'''

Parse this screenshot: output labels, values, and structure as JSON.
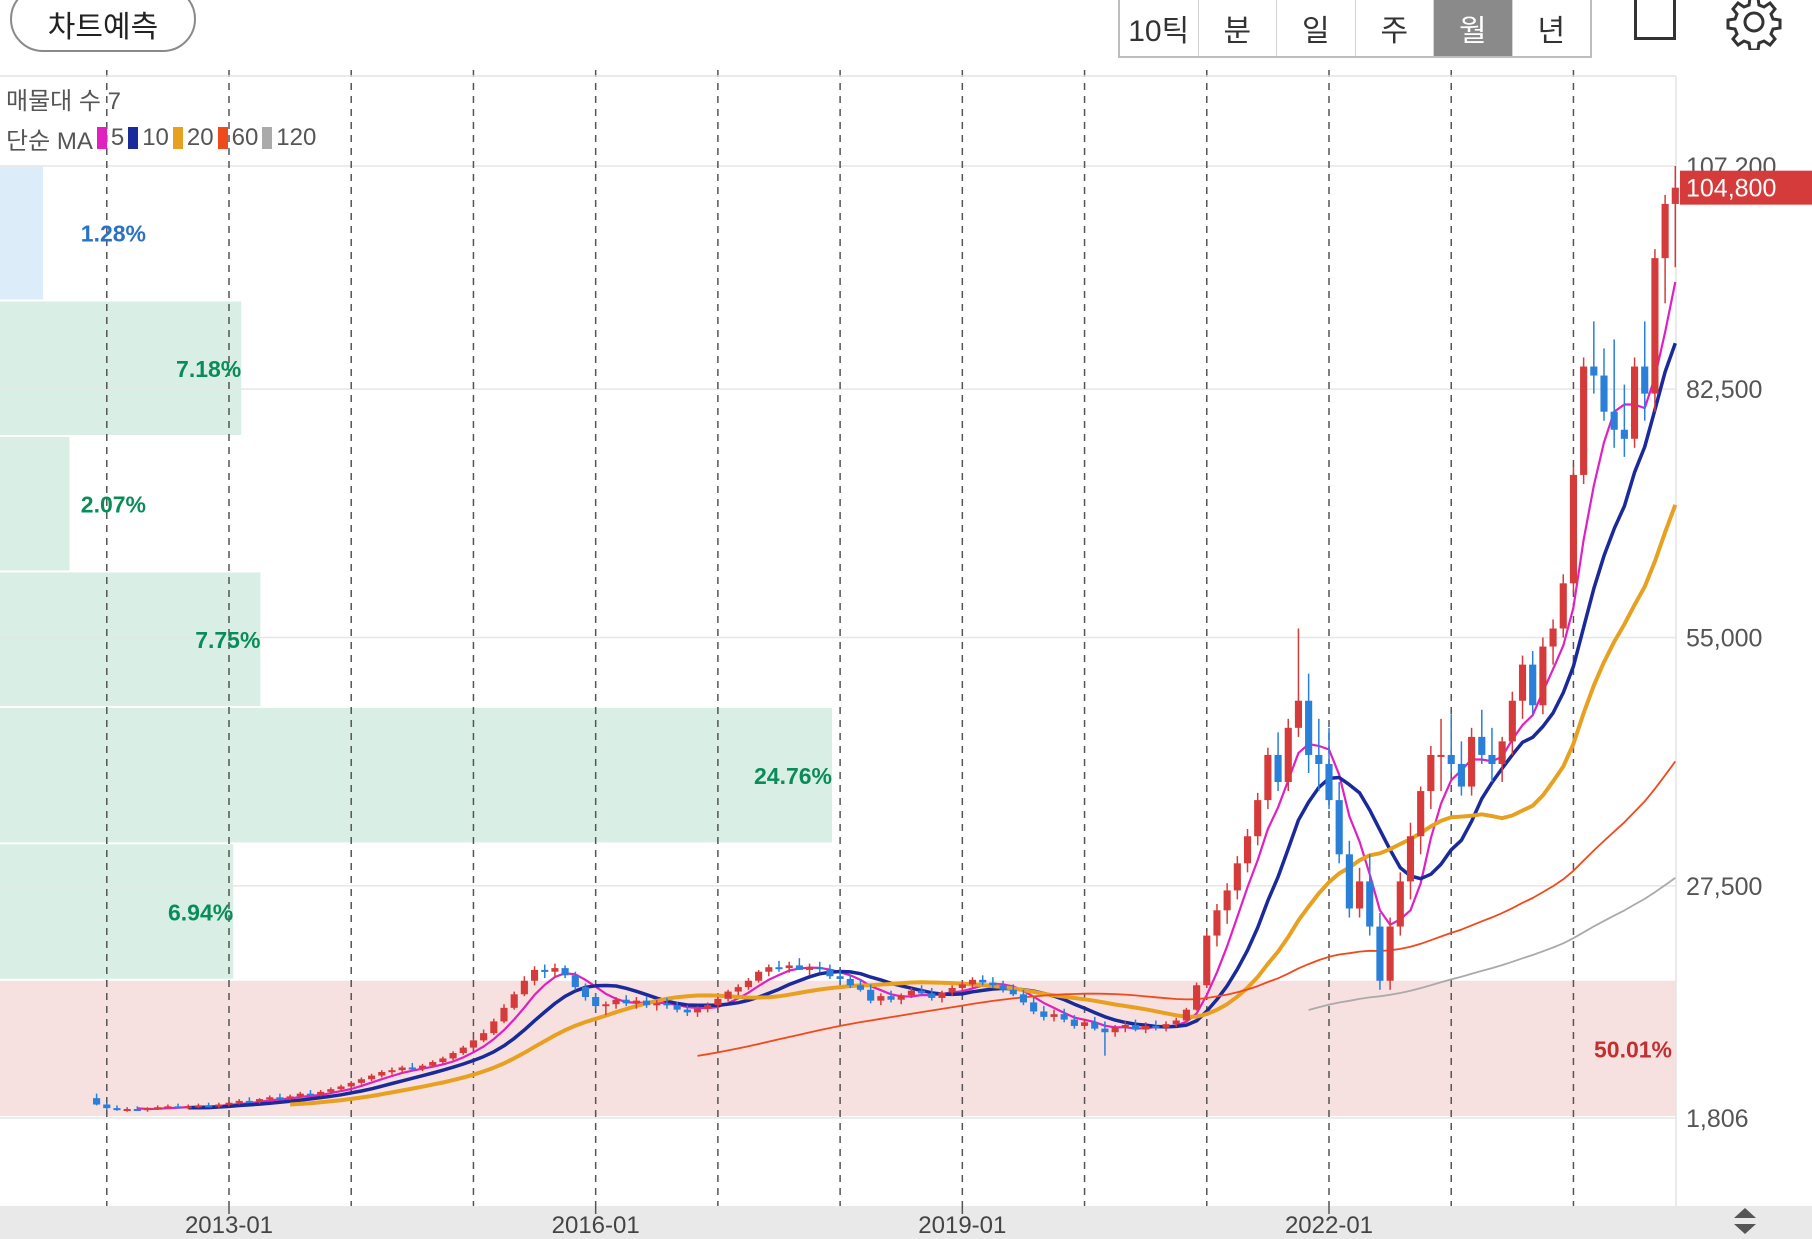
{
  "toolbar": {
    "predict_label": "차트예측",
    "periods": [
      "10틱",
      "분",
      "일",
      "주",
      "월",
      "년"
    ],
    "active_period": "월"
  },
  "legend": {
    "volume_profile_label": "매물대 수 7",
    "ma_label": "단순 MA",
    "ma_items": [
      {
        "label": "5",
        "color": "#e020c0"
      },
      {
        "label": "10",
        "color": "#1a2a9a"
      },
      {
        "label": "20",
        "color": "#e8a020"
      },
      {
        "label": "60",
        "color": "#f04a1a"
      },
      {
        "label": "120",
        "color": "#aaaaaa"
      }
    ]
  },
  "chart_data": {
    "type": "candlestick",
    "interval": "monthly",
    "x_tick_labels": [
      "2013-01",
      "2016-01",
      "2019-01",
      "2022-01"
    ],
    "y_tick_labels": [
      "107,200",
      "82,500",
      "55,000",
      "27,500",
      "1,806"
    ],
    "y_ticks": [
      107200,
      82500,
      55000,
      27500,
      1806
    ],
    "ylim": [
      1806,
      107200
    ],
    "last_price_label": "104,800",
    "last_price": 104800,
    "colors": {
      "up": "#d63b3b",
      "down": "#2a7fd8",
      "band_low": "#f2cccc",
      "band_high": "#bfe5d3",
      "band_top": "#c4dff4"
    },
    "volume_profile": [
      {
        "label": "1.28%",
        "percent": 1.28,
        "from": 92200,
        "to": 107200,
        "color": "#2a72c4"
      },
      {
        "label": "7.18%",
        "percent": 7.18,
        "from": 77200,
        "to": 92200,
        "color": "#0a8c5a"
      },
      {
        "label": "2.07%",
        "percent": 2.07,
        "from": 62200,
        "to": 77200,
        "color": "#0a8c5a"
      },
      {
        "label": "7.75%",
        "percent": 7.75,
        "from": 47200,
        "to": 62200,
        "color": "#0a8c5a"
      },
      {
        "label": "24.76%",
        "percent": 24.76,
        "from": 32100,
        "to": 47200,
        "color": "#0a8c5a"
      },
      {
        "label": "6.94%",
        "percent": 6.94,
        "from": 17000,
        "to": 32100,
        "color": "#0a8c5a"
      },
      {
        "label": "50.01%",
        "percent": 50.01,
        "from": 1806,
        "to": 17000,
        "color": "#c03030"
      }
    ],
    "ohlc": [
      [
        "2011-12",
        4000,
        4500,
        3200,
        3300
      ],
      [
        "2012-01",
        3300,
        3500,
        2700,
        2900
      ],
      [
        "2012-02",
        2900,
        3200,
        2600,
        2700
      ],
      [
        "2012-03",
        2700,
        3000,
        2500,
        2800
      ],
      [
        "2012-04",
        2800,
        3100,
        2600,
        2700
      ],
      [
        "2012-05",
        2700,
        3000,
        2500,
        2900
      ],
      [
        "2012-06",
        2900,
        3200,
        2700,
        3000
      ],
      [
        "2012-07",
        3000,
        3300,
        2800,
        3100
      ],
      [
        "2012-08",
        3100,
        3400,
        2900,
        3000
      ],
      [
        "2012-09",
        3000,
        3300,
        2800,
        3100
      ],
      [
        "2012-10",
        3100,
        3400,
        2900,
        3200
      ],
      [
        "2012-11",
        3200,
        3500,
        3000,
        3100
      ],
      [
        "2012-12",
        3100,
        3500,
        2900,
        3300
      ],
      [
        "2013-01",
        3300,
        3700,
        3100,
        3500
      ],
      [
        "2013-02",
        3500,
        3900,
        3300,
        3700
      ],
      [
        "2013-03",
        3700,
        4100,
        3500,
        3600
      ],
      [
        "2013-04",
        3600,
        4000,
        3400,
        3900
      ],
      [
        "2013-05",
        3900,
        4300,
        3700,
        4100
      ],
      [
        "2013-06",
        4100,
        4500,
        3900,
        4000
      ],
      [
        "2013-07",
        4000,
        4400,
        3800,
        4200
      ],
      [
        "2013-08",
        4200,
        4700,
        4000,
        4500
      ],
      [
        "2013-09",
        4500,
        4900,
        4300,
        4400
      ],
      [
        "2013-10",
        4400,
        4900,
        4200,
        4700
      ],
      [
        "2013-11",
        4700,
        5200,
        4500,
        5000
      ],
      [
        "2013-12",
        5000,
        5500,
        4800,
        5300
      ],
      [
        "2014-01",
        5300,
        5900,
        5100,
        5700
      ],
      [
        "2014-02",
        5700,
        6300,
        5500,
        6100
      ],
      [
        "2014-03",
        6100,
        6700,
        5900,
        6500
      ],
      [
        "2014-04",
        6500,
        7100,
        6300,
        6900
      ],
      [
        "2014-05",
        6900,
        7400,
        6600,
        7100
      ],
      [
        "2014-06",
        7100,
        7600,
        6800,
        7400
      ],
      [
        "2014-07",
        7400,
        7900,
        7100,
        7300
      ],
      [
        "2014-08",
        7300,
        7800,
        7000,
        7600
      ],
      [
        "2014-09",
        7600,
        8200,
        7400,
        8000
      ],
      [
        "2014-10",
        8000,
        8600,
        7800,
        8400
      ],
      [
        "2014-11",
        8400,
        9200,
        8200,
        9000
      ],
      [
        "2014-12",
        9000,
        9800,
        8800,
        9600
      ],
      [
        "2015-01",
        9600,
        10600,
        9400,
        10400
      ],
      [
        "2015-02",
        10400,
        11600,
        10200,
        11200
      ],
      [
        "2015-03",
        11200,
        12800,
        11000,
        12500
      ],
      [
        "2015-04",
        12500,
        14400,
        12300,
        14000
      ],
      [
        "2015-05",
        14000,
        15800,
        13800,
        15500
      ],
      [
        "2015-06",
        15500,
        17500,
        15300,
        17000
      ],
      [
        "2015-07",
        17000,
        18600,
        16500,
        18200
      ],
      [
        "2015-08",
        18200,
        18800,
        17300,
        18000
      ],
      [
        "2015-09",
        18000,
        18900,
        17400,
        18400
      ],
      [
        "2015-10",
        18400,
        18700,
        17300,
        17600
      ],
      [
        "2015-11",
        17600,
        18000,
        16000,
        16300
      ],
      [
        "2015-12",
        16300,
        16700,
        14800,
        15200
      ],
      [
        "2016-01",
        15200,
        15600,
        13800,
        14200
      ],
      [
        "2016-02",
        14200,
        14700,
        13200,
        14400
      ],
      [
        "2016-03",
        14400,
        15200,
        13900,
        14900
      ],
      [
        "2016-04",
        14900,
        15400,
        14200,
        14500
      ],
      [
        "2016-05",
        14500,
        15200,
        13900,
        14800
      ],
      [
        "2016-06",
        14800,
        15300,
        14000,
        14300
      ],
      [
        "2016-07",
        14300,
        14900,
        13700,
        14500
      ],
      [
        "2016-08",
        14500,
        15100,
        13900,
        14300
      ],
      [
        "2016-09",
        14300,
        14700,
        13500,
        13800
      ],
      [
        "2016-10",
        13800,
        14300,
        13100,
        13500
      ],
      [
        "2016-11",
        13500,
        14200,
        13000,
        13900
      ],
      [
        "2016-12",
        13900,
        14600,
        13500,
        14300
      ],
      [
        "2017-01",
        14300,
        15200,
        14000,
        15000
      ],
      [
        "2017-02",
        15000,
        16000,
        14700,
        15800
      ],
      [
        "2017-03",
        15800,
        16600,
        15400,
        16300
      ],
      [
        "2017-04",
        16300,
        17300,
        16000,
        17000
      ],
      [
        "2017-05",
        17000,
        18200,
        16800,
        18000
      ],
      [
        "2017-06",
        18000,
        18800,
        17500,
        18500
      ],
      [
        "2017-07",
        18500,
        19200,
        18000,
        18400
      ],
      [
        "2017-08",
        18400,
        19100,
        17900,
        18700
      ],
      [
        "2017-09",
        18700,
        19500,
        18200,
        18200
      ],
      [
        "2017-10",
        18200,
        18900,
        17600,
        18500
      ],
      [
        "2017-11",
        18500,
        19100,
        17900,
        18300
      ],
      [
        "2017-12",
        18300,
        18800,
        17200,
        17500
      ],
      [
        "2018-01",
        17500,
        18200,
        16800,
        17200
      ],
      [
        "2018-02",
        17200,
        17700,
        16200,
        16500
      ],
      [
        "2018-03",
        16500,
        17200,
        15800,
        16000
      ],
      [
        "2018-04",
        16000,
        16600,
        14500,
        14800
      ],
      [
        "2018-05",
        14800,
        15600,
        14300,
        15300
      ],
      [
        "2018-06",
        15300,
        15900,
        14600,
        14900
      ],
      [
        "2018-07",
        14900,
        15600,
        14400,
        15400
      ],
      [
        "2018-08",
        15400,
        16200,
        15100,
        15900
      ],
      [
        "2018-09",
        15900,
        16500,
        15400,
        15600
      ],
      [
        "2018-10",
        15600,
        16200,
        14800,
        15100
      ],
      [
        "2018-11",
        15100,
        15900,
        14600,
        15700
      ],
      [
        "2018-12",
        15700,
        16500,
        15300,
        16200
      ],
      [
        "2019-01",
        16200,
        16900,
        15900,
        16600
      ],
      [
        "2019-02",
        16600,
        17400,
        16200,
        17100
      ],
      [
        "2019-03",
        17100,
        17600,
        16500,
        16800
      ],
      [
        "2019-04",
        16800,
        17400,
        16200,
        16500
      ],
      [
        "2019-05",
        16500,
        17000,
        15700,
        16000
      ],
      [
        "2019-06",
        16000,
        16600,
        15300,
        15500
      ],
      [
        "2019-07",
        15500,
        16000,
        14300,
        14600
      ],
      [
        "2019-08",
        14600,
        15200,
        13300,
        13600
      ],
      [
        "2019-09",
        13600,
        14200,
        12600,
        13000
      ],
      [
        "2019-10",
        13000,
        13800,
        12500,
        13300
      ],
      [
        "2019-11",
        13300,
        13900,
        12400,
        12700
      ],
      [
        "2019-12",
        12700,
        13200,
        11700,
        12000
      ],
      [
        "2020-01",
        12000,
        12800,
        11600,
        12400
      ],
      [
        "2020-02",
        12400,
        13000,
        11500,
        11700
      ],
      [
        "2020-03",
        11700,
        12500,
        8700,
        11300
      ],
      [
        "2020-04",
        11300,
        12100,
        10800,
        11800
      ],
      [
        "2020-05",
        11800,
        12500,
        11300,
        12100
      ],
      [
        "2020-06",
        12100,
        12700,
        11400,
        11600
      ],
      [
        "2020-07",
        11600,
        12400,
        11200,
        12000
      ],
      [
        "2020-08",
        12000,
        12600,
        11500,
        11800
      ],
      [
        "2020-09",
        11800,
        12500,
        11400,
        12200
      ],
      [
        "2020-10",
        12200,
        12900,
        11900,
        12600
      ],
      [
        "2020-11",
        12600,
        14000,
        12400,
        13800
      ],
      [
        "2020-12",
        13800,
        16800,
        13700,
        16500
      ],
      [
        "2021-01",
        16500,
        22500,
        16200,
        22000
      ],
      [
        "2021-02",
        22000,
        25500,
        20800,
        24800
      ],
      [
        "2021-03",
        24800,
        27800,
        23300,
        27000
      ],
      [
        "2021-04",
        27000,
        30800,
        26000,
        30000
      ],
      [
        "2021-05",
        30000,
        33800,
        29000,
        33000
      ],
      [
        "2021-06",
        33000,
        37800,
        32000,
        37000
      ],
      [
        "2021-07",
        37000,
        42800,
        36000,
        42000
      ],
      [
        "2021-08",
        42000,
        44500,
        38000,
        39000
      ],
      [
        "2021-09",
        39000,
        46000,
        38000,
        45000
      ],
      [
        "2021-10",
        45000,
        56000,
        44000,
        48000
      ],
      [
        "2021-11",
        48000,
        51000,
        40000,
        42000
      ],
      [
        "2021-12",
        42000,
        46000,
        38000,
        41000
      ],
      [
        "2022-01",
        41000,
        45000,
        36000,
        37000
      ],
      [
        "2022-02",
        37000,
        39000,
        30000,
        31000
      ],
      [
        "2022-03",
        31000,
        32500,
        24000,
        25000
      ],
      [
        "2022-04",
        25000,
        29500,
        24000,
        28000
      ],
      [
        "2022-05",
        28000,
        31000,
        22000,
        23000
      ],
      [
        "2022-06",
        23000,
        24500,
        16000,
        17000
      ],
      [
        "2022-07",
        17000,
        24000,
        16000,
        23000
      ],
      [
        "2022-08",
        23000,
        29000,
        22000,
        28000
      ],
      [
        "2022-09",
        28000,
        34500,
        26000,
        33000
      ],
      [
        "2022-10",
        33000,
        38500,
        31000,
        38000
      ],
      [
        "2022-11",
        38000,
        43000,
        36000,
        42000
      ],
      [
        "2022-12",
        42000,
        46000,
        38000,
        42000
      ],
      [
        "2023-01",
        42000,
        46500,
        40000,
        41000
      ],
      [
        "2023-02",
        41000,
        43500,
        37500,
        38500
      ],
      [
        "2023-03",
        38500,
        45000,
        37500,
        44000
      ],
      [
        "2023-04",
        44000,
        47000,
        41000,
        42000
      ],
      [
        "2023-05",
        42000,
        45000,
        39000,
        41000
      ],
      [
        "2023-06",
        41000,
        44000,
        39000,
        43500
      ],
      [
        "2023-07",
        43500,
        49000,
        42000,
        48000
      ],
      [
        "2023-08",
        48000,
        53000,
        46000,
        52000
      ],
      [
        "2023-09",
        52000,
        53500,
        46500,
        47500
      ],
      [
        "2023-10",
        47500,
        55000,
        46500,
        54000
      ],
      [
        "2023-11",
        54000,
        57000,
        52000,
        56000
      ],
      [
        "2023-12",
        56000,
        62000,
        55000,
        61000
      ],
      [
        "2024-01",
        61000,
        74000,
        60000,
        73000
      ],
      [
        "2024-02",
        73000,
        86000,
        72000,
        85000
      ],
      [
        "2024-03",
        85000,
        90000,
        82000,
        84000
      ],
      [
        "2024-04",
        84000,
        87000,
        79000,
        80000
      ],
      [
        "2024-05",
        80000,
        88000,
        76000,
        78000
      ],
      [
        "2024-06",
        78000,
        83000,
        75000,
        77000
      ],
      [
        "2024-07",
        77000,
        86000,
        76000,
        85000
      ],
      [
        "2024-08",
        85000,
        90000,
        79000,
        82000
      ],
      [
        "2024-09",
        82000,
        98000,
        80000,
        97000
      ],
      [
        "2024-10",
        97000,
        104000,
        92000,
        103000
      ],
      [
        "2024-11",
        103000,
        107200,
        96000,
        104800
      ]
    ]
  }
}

'''

Set task:
Reply with nothing but the number of lines that contain the word "from".

Written solution:
7